Saved entries:
[START]

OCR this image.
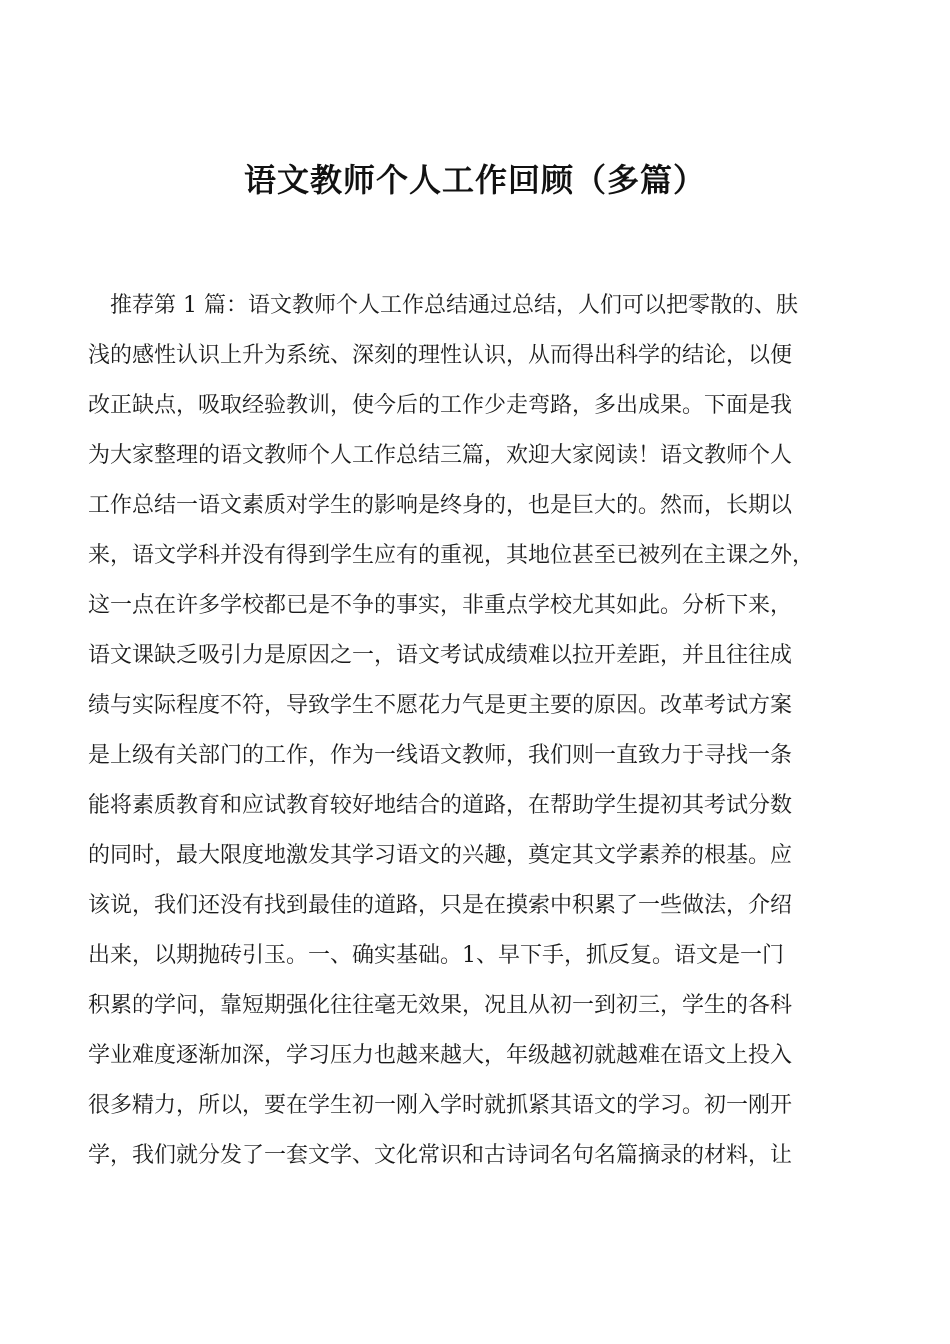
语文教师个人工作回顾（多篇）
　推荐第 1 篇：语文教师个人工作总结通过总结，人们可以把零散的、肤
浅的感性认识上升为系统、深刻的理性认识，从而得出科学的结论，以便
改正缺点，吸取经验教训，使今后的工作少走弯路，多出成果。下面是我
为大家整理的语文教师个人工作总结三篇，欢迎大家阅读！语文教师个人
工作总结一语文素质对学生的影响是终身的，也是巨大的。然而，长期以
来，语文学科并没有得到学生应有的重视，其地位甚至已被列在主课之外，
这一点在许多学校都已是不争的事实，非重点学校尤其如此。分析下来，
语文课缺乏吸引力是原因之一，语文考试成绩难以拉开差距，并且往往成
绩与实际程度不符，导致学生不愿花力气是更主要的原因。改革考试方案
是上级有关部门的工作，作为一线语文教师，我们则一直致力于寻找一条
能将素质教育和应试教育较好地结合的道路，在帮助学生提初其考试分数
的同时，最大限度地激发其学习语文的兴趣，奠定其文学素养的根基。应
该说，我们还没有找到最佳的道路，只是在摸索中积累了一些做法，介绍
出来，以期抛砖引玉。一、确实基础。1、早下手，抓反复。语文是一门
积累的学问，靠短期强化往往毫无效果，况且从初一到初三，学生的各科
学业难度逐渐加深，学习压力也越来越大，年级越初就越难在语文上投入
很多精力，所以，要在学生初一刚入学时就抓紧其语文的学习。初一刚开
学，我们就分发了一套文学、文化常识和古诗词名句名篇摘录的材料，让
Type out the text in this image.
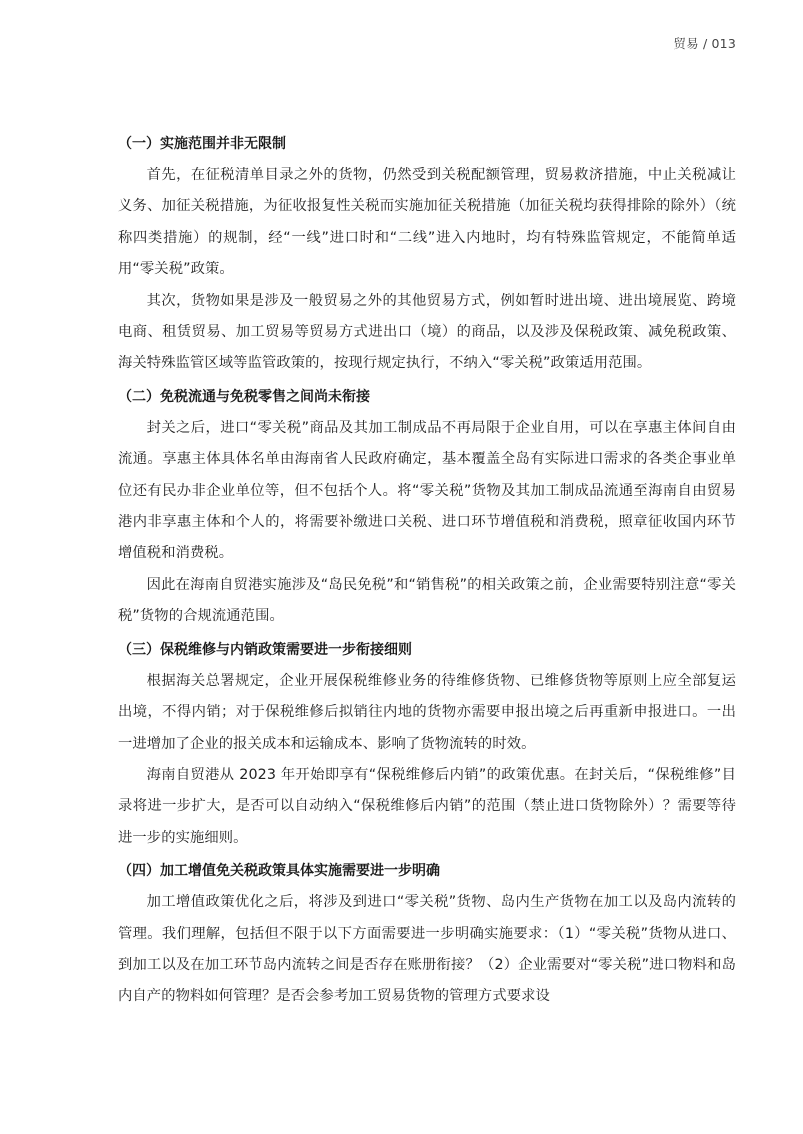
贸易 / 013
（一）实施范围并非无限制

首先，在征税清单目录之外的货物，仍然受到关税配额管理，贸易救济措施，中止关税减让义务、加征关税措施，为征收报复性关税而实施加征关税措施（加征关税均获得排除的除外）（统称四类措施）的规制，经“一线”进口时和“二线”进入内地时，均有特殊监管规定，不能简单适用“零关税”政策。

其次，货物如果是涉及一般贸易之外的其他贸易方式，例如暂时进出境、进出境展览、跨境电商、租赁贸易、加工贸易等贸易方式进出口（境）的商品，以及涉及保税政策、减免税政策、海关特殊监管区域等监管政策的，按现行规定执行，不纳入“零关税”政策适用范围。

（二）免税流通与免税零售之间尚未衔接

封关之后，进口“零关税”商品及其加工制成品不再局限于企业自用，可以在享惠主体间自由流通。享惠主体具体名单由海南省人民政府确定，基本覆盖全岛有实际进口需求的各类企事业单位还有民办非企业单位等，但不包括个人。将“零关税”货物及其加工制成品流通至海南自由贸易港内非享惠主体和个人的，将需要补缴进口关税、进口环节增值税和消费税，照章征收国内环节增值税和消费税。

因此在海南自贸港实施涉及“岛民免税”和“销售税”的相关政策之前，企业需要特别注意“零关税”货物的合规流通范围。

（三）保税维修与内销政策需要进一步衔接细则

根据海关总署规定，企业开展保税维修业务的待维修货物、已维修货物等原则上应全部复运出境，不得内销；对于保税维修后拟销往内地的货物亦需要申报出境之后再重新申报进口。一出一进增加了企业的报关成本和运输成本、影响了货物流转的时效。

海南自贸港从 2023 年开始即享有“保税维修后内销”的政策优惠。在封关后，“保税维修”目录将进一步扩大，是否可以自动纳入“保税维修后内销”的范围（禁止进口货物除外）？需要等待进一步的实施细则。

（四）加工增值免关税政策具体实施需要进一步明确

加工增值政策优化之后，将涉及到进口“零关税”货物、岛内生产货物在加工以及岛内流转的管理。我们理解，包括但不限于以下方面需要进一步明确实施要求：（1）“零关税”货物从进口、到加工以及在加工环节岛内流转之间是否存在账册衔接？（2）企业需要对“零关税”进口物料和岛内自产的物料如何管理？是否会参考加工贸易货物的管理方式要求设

[END]
[START]

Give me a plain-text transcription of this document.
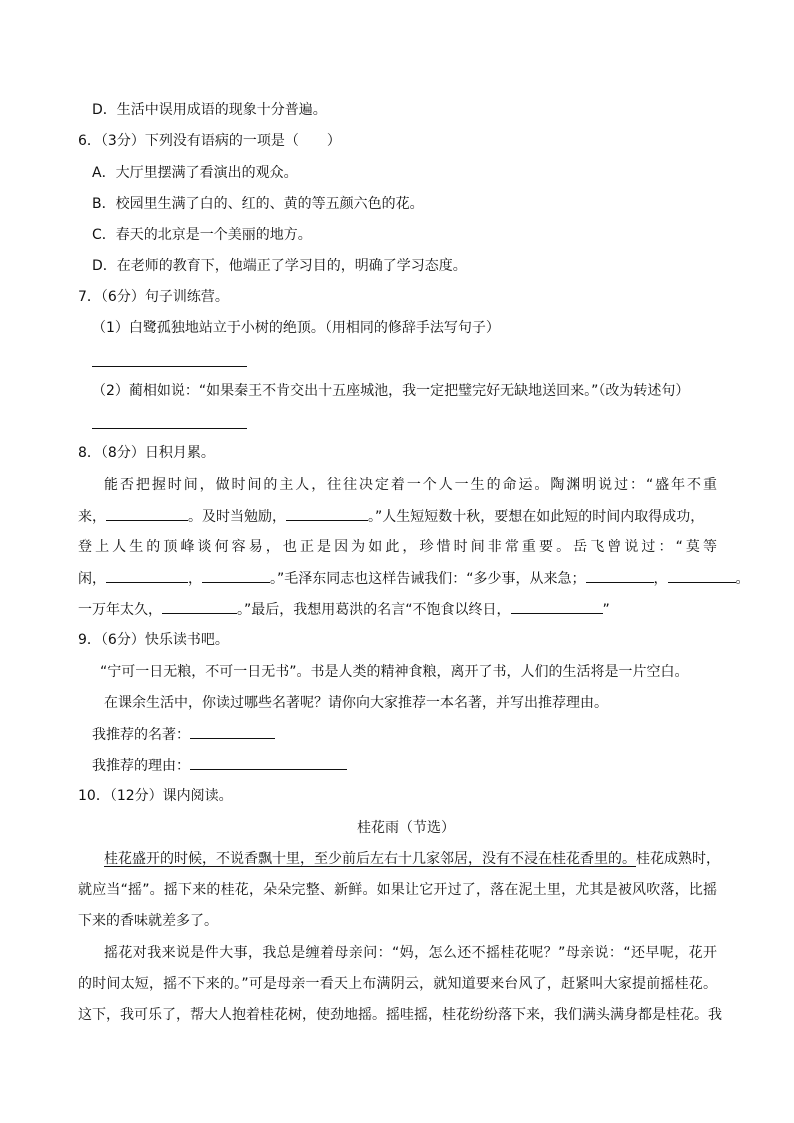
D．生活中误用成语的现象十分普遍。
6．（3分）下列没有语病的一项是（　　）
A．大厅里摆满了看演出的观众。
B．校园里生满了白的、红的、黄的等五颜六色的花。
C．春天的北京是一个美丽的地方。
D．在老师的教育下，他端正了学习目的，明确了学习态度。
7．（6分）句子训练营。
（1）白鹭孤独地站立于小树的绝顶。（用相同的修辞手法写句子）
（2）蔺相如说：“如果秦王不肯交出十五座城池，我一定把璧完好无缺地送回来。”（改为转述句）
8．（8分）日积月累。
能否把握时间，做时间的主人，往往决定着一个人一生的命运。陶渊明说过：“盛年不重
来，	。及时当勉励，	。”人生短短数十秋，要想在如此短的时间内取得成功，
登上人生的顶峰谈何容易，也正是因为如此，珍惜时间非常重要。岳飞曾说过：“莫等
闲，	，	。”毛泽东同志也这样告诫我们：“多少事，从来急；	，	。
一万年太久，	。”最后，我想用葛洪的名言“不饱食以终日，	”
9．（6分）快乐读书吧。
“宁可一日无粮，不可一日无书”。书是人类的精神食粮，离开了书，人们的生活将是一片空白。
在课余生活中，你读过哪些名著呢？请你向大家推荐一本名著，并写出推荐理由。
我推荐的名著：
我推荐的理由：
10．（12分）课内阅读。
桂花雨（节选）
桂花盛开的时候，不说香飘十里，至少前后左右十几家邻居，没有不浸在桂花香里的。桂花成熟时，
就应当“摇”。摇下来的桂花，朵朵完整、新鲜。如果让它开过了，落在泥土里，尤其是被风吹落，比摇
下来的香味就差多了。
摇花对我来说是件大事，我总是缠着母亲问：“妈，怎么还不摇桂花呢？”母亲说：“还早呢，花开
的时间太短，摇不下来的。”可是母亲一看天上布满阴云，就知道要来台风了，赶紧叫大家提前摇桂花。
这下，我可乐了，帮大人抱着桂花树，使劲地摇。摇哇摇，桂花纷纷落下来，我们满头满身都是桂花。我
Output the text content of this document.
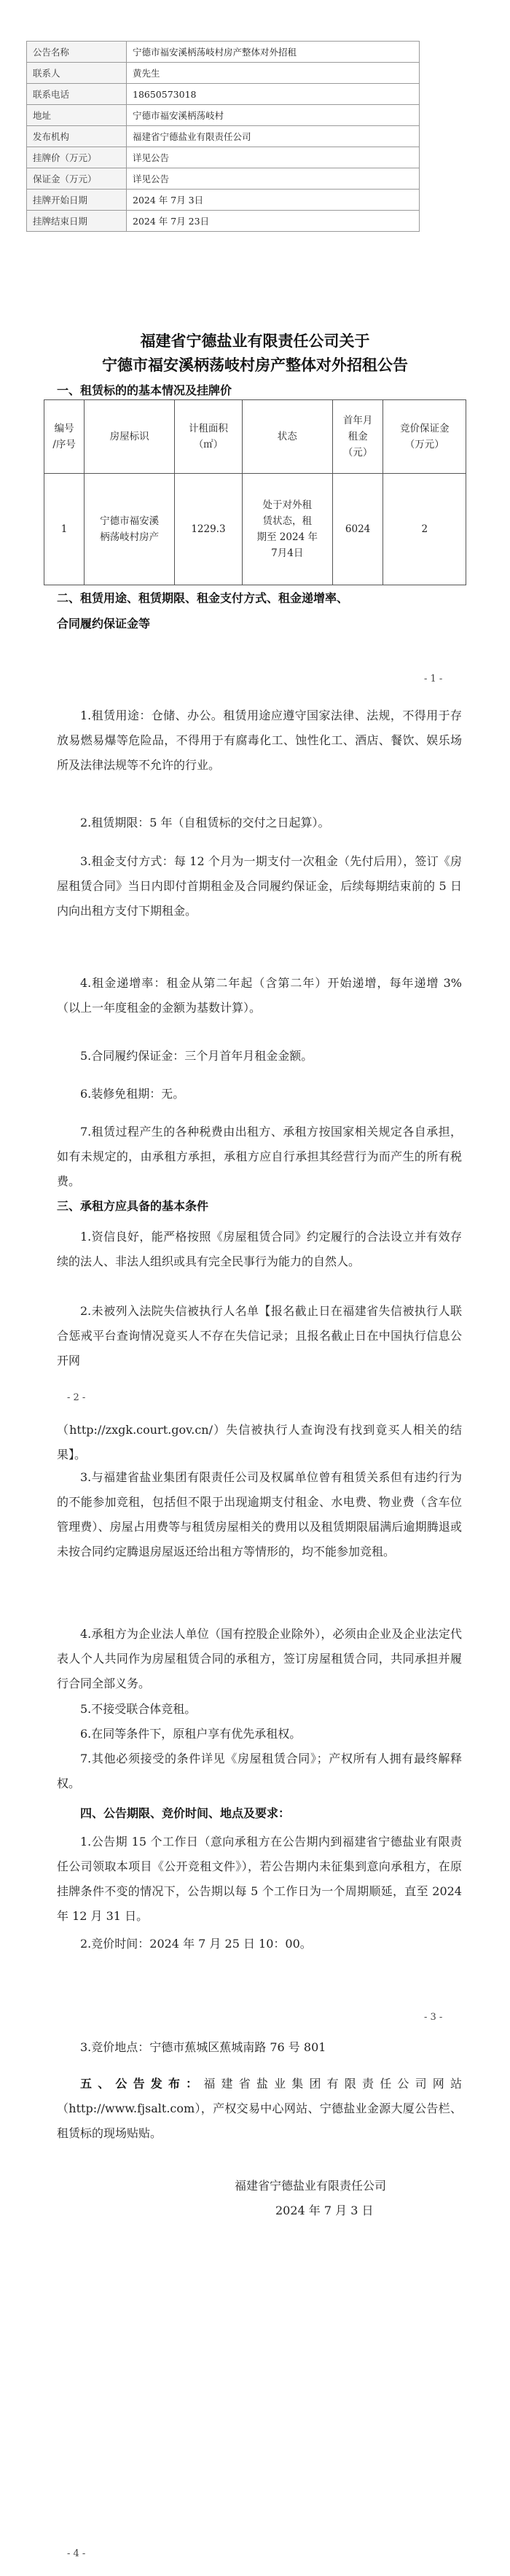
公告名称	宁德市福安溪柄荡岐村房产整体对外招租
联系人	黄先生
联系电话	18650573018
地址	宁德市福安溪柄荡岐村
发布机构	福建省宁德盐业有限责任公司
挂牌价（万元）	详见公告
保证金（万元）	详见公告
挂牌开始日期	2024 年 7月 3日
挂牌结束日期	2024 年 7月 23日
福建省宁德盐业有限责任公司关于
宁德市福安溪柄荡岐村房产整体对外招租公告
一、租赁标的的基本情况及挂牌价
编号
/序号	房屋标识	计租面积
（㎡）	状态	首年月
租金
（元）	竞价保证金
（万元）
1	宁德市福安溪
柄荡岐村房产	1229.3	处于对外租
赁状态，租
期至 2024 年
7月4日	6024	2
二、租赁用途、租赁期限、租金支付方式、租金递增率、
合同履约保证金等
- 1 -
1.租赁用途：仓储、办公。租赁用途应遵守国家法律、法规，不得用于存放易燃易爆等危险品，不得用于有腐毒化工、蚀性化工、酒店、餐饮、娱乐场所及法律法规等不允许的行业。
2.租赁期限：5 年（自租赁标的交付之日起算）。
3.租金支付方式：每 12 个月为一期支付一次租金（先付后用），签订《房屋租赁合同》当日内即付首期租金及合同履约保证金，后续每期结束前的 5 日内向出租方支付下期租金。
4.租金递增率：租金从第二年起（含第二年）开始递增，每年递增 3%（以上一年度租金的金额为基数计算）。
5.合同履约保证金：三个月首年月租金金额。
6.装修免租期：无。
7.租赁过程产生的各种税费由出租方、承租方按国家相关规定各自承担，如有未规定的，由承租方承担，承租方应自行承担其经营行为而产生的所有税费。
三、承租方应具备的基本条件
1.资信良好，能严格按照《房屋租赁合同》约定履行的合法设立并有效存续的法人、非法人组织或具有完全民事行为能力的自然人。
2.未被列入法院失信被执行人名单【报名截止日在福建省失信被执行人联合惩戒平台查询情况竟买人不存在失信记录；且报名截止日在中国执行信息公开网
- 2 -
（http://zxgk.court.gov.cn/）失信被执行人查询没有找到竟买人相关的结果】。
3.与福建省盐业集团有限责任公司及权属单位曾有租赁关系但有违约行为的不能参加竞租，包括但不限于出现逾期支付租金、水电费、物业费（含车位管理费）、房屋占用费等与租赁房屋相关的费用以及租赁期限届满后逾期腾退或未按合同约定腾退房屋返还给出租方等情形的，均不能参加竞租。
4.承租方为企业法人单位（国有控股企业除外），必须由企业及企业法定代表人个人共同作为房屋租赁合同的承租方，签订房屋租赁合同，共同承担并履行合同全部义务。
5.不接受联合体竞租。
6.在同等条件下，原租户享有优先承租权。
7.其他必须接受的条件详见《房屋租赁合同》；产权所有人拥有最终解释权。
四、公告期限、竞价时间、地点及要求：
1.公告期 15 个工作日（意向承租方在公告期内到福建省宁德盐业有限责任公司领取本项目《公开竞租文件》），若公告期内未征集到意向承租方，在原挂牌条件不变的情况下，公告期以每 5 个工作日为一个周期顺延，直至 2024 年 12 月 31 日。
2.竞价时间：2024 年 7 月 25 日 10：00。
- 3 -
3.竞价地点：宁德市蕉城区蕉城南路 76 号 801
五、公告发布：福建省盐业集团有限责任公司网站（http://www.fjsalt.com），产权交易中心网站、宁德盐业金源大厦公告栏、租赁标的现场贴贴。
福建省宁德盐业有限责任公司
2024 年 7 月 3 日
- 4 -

[END]

# To do
Show, from the material above, each line that includes the string "image".

# Task result
OCR this image.
Type out the text in this image.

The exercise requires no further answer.